**WHAT TO WORK ON**
Output all entries verbatim. Skip pictures.

- - - - -

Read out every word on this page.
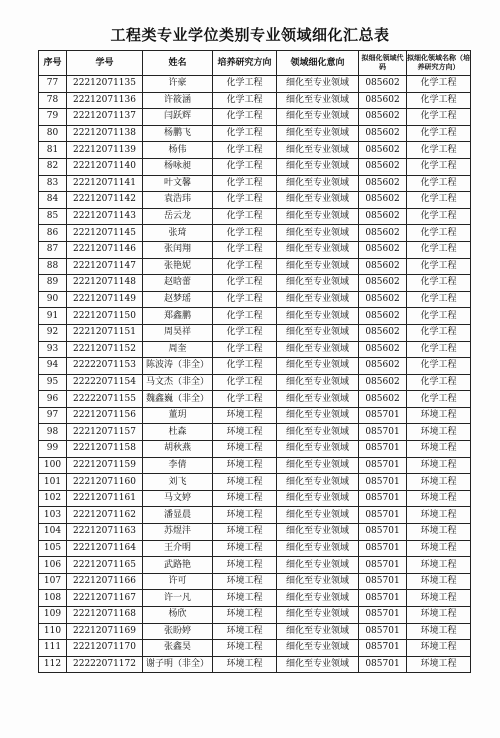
工程类专业学位类别专业领域细化汇总表
序号	学号	姓名	培养研究方向	领域细化意向	拟细化领域代码	拟细化领域名称（培养研究方向）
77	22212071135	许豪	化学工程	细化至专业领域	085602	化学工程
78	22212071136	许筱涵	化学工程	细化至专业领域	085602	化学工程
79	22212071137	闫跃辉	化学工程	细化至专业领域	085602	化学工程
80	22212071138	杨鹏飞	化学工程	细化至专业领域	085602	化学工程
81	22212071139	杨伟	化学工程	细化至专业领域	085602	化学工程
82	22212071140	杨咏昶	化学工程	细化至专业领域	085602	化学工程
83	22212071141	叶文馨	化学工程	细化至专业领域	085602	化学工程
84	22212071142	袁浩玮	化学工程	细化至专业领域	085602	化学工程
85	22212071143	岳云龙	化学工程	细化至专业领域	085602	化学工程
86	22212071145	张琦	化学工程	细化至专业领域	085602	化学工程
87	22212071146	张闰翔	化学工程	细化至专业领域	085602	化学工程
88	22212071147	张艳妮	化学工程	细化至专业领域	085602	化学工程
89	22212071148	赵晗蕾	化学工程	细化至专业领域	085602	化学工程
90	22212071149	赵梦瑶	化学工程	细化至专业领域	085602	化学工程
91	22212071150	郑鑫鹏	化学工程	细化至专业领域	085602	化学工程
92	22212071151	周昊祥	化学工程	细化至专业领域	085602	化学工程
93	22212071152	周奎	化学工程	细化至专业领域	085602	化学工程
94	22222071153	陈波涛（非全）	化学工程	细化至专业领域	085602	化学工程
95	22222071154	马文杰（非全）	化学工程	细化至专业领域	085602	化学工程
96	22222071155	魏鑫巍（非全）	化学工程	细化至专业领域	085602	化学工程
97	22212071156	董玥	环境工程	细化至专业领域	085701	环境工程
98	22212071157	杜森	环境工程	细化至专业领域	085701	环境工程
99	22212071158	胡秋燕	环境工程	细化至专业领域	085701	环境工程
100	22212071159	李倩	环境工程	细化至专业领域	085701	环境工程
101	22212071160	刘飞	环境工程	细化至专业领域	085701	环境工程
102	22212071161	马文婷	环境工程	细化至专业领域	085701	环境工程
103	22212071162	潘显晨	环境工程	细化至专业领域	085701	环境工程
104	22212071163	苏煜沣	环境工程	细化至专业领域	085701	环境工程
105	22212071164	王介明	环境工程	细化至专业领域	085701	环境工程
106	22212071165	武路艳	环境工程	细化至专业领域	085701	环境工程
107	22212071166	许可	环境工程	细化至专业领域	085701	环境工程
108	22212071167	许一凡	环境工程	细化至专业领域	085701	环境工程
109	22212071168	杨欣	环境工程	细化至专业领域	085701	环境工程
110	22212071169	张盼婷	环境工程	细化至专业领域	085701	环境工程
111	22212071170	张鑫昊	环境工程	细化至专业领域	085701	环境工程
112	22222071172	谢子明（非全）	环境工程	细化至专业领域	085701	环境工程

- - - - -

**COMPLETE OUTPUT**
Read out every word on this page.
工程类专业学位类别专业领域细化汇总表
序号	学号	姓名	培养研究方向	领域细化意向	拟细化领域代码	拟细化领域名称（培养研究方向）
77	22212071135	许豪	化学工程	细化至专业领域	085602	化学工程
78	22212071136	许筱涵	化学工程	细化至专业领域	085602	化学工程
79	22212071137	闫跃辉	化学工程	细化至专业领域	085602	化学工程
80	22212071138	杨鹏飞	化学工程	细化至专业领域	085602	化学工程
81	22212071139	杨伟	化学工程	细化至专业领域	085602	化学工程
82	22212071140	杨咏昶	化学工程	细化至专业领域	085602	化学工程
83	22212071141	叶文馨	化学工程	细化至专业领域	085602	化学工程
84	22212071142	袁浩玮	化学工程	细化至专业领域	085602	化学工程
85	22212071143	岳云龙	化学工程	细化至专业领域	085602	化学工程
86	22212071145	张琦	化学工程	细化至专业领域	085602	化学工程
87	22212071146	张闰翔	化学工程	细化至专业领域	085602	化学工程
88	22212071147	张艳妮	化学工程	细化至专业领域	085602	化学工程
89	22212071148	赵晗蕾	化学工程	细化至专业领域	085602	化学工程
90	22212071149	赵梦瑶	化学工程	细化至专业领域	085602	化学工程
91	22212071150	郑鑫鹏	化学工程	细化至专业领域	085602	化学工程
92	22212071151	周昊祥	化学工程	细化至专业领域	085602	化学工程
93	22212071152	周奎	化学工程	细化至专业领域	085602	化学工程
94	22222071153	陈波涛（非全）	化学工程	细化至专业领域	085602	化学工程
95	22222071154	马文杰（非全）	化学工程	细化至专业领域	085602	化学工程
96	22222071155	魏鑫巍（非全）	化学工程	细化至专业领域	085602	化学工程
97	22212071156	董玥	环境工程	细化至专业领域	085701	环境工程
98	22212071157	杜森	环境工程	细化至专业领域	085701	环境工程
99	22212071158	胡秋燕	环境工程	细化至专业领域	085701	环境工程
100	22212071159	李倩	环境工程	细化至专业领域	085701	环境工程
101	22212071160	刘飞	环境工程	细化至专业领域	085701	环境工程
102	22212071161	马文婷	环境工程	细化至专业领域	085701	环境工程
103	22212071162	潘显晨	环境工程	细化至专业领域	085701	环境工程
104	22212071163	苏煜沣	环境工程	细化至专业领域	085701	环境工程
105	22212071164	王介明	环境工程	细化至专业领域	085701	环境工程
106	22212071165	武路艳	环境工程	细化至专业领域	085701	环境工程
107	22212071166	许可	环境工程	细化至专业领域	085701	环境工程
108	22212071167	许一凡	环境工程	细化至专业领域	085701	环境工程
109	22212071168	杨欣	环境工程	细化至专业领域	085701	环境工程
110	22212071169	张盼婷	环境工程	细化至专业领域	085701	环境工程
111	22212071170	张鑫昊	环境工程	细化至专业领域	085701	环境工程
112	22222071172	谢子明（非全）	环境工程	细化至专业领域	085701	环境工程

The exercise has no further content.